> _Document extract_
*** Block opens ***

The officers, identified by the Star as constables Brian Smith and Shawn Gill, then crowd closer and closer to Miller, at times blocking his camera lens with their hands and faces, prompting Miller to ask: "Could you guys give me my personal space?"

"You're videotaping, so what, I can't engage in a conversation?" replies Gill.

When Miller attempts to explain why he started recording, Gill interrupts him and asks, "You seen them being investigated for smoking marijuana? Is that correct?… Don't assume to know if you don't know."

At one point, Smith asks if the video is going on "World Star."

Meaghan Gray, a spokeswoman for Toronto police, said the officers' superiors are aware of the incident, but that any disciplinary action taken would be a private, personnel matter.

The two men who were being investigated were charged with possession of marijuana. Gray said Smith and Gill were actually trying to protect their identities because they are minors, but that they went about it the wrong way. At no point in the video did the cops mention they were investigating youth.

"Their lack of communication to the man doing the filming and their approach in connecting with him was entirely inappropriate," Gray said, adding officers are aware they can be filmed in the line of duty. "Nobody believes the officers did the right thing in this regard."

*** Block closes ***

> _Records shown_
*** Block opens ***

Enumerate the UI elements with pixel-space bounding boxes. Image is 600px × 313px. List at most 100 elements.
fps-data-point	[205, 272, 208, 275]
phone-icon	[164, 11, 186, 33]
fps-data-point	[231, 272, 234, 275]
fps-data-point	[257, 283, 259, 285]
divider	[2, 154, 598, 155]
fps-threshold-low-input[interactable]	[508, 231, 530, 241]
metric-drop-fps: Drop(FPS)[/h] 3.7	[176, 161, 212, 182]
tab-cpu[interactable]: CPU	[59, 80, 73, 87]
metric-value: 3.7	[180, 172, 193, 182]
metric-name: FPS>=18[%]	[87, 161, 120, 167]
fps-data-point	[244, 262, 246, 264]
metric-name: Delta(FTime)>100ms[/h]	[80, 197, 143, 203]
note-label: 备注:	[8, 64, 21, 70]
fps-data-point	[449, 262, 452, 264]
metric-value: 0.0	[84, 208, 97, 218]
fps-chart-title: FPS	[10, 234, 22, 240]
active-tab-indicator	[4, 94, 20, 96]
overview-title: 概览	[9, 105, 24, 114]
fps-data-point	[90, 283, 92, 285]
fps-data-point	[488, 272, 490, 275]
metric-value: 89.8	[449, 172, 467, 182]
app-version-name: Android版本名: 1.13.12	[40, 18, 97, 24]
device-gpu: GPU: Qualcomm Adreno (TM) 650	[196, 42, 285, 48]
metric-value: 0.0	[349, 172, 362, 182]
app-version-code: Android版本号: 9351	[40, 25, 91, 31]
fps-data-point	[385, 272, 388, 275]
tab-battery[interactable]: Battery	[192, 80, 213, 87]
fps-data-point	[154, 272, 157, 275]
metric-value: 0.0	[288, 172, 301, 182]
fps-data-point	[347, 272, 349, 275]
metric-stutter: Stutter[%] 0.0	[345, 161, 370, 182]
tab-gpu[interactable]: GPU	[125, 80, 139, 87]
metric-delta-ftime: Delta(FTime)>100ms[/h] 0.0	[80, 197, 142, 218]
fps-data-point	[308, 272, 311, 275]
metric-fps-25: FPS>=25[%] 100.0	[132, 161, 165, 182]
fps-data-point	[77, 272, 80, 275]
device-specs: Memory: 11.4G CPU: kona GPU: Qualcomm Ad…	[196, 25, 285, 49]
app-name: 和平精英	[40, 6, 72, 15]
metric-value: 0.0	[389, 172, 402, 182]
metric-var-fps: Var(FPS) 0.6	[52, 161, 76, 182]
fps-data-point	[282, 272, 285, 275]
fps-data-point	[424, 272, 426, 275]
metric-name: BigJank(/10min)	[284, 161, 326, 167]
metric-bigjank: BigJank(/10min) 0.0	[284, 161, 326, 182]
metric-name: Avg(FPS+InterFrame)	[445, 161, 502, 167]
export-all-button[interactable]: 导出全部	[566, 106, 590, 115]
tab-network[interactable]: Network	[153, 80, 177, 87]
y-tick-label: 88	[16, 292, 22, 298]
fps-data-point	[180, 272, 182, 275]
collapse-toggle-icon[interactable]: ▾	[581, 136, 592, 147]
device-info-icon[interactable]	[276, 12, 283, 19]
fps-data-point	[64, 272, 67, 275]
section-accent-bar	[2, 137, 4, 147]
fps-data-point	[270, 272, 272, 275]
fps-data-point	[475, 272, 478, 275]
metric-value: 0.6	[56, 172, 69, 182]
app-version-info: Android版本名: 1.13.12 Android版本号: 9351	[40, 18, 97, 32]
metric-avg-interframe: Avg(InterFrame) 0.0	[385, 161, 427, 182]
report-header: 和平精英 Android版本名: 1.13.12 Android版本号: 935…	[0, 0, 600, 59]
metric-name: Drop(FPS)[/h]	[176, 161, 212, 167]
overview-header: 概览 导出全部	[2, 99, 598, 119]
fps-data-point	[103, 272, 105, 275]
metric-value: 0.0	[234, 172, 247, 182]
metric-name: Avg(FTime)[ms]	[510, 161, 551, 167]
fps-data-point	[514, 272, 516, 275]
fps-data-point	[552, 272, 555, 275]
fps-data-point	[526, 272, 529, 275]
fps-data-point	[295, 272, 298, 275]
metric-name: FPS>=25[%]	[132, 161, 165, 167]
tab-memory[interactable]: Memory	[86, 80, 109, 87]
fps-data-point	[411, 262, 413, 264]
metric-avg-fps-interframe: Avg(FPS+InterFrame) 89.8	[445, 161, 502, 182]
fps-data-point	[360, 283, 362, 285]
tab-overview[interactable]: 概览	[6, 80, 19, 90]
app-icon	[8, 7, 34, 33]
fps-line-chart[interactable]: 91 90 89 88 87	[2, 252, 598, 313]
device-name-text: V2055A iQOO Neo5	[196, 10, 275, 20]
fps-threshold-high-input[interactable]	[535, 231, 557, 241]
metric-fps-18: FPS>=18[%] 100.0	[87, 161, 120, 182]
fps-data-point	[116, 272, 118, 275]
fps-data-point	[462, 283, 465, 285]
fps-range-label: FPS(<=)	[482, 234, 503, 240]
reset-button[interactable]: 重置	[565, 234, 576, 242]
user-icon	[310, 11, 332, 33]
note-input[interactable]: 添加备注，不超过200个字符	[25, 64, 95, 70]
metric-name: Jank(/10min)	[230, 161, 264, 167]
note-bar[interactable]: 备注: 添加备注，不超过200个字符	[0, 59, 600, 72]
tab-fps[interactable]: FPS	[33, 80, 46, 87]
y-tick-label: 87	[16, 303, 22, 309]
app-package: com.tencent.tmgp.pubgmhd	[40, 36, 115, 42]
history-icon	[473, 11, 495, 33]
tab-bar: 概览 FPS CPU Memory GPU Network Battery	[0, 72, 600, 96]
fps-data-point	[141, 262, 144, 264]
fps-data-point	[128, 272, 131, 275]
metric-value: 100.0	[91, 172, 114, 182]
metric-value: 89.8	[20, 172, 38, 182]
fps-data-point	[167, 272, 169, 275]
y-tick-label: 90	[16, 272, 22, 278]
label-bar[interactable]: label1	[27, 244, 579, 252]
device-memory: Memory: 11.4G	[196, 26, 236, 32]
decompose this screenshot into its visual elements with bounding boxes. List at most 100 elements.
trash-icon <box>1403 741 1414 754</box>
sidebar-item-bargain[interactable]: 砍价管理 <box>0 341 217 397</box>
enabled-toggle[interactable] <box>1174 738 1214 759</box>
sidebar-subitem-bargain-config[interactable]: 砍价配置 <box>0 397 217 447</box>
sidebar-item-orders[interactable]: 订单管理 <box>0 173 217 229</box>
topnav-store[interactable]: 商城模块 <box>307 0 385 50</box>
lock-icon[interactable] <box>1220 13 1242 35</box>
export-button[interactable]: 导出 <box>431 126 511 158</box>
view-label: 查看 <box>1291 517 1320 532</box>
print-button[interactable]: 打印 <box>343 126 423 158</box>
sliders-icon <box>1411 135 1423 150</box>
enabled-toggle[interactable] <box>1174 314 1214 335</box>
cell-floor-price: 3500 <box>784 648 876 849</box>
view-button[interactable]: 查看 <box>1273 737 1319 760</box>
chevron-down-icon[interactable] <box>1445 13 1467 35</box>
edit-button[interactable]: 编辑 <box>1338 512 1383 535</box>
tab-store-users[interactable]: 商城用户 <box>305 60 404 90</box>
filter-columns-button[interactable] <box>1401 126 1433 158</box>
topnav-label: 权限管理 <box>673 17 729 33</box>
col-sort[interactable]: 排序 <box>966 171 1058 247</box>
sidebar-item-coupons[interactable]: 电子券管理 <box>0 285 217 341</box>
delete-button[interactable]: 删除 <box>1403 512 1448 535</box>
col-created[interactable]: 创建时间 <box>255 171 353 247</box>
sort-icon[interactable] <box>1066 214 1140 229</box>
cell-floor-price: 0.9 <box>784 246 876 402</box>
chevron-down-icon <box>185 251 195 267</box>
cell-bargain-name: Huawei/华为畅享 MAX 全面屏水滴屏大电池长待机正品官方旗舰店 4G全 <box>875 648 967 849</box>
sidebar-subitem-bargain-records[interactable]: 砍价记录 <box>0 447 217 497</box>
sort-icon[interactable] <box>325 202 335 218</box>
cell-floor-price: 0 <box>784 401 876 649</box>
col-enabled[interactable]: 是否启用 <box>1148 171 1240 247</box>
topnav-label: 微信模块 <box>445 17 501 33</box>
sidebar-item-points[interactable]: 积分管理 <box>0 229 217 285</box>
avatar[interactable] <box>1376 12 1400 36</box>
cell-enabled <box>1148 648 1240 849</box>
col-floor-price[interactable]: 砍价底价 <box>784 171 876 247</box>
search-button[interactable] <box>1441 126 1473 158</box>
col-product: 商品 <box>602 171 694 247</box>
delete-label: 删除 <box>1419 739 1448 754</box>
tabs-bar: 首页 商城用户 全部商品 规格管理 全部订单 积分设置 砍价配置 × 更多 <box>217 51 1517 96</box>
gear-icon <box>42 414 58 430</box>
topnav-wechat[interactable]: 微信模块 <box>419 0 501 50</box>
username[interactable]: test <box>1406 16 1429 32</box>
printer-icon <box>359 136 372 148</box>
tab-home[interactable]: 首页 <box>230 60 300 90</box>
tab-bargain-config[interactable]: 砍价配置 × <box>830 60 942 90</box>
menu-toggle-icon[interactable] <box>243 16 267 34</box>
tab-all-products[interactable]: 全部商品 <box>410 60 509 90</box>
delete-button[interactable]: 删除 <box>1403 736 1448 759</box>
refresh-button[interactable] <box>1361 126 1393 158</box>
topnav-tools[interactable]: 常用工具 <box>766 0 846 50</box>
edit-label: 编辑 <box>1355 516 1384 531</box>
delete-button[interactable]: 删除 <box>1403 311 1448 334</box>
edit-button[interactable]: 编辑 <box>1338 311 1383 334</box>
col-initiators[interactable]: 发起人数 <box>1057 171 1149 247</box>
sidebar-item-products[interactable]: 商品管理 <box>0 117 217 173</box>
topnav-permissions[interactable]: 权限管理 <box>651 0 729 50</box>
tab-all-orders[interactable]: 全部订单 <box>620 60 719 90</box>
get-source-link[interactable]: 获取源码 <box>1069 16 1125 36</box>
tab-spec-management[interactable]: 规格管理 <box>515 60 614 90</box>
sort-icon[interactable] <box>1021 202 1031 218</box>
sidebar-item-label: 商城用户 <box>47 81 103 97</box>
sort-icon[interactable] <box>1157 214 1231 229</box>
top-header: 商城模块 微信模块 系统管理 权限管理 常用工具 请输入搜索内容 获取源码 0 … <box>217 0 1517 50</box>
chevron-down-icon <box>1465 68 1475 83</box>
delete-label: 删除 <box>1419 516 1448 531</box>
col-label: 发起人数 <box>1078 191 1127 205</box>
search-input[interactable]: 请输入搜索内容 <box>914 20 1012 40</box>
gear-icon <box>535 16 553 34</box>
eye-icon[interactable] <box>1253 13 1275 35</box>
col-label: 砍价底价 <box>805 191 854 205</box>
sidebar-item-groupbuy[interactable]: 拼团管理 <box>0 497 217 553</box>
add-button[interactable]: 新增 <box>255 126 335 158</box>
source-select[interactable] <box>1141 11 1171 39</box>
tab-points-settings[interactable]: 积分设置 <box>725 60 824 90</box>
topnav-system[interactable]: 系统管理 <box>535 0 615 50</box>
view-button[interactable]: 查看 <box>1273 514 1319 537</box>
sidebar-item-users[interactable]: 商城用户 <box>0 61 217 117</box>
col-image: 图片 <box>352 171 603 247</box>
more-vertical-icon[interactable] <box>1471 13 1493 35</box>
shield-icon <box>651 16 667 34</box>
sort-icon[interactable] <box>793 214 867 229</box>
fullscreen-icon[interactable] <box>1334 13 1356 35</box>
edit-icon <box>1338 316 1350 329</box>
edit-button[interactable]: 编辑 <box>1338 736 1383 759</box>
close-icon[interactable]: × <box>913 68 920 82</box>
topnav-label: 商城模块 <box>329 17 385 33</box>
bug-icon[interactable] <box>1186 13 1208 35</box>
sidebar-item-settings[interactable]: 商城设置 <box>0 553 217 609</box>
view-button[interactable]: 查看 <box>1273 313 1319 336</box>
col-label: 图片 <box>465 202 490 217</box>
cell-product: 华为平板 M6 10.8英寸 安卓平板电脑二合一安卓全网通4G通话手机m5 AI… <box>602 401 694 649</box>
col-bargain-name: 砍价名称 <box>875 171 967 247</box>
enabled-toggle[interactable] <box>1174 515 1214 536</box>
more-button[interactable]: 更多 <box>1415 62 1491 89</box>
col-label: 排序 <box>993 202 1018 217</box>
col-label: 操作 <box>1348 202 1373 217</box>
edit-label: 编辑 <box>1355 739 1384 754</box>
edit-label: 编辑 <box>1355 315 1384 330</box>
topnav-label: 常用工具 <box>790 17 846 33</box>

*** Block closes ***

> _Required tasks_
• A. Which people are named in the article about the two Toronto officers and the man filming them?
• B. Answer these questions about the article on the Toronto officers and the man filming them:
(i) What did Miller ask the officers as they crowded closer to him?
(ii) What were the two men under investigation charged with?
(iii) What position does Meaghan Gray hold?
• C. Can you carry the article about the Toronto officers and the man filming them forward from its last line?

> _Your responses_
• A.
Brian Smith
Shawn Gill
Miller
Meaghan Gray

• B.
(i) "Could you guys give me my personal space?"
(ii) Possession of marijuana.
(iii) She is a spokeswoman for Toronto police.

• C.
According to the Toronto police website, "the success of TAVIS is not based on the number of arrests made but on the reduction in crime, enhancement of public trust and confidence, and the building of relationships within the communities most affected by violence."

Asked if that mandate is served by charging teenagers for smoking weed, something that might soon be legal, Gray said that officers use their discretion in those scenarios, looking at things like complaints from the public and the amount of weed present.

Community advocates who spoke to VICE about carding last week said without a caveat in place to punish cops who disregard the laws, nothing will change on the ground.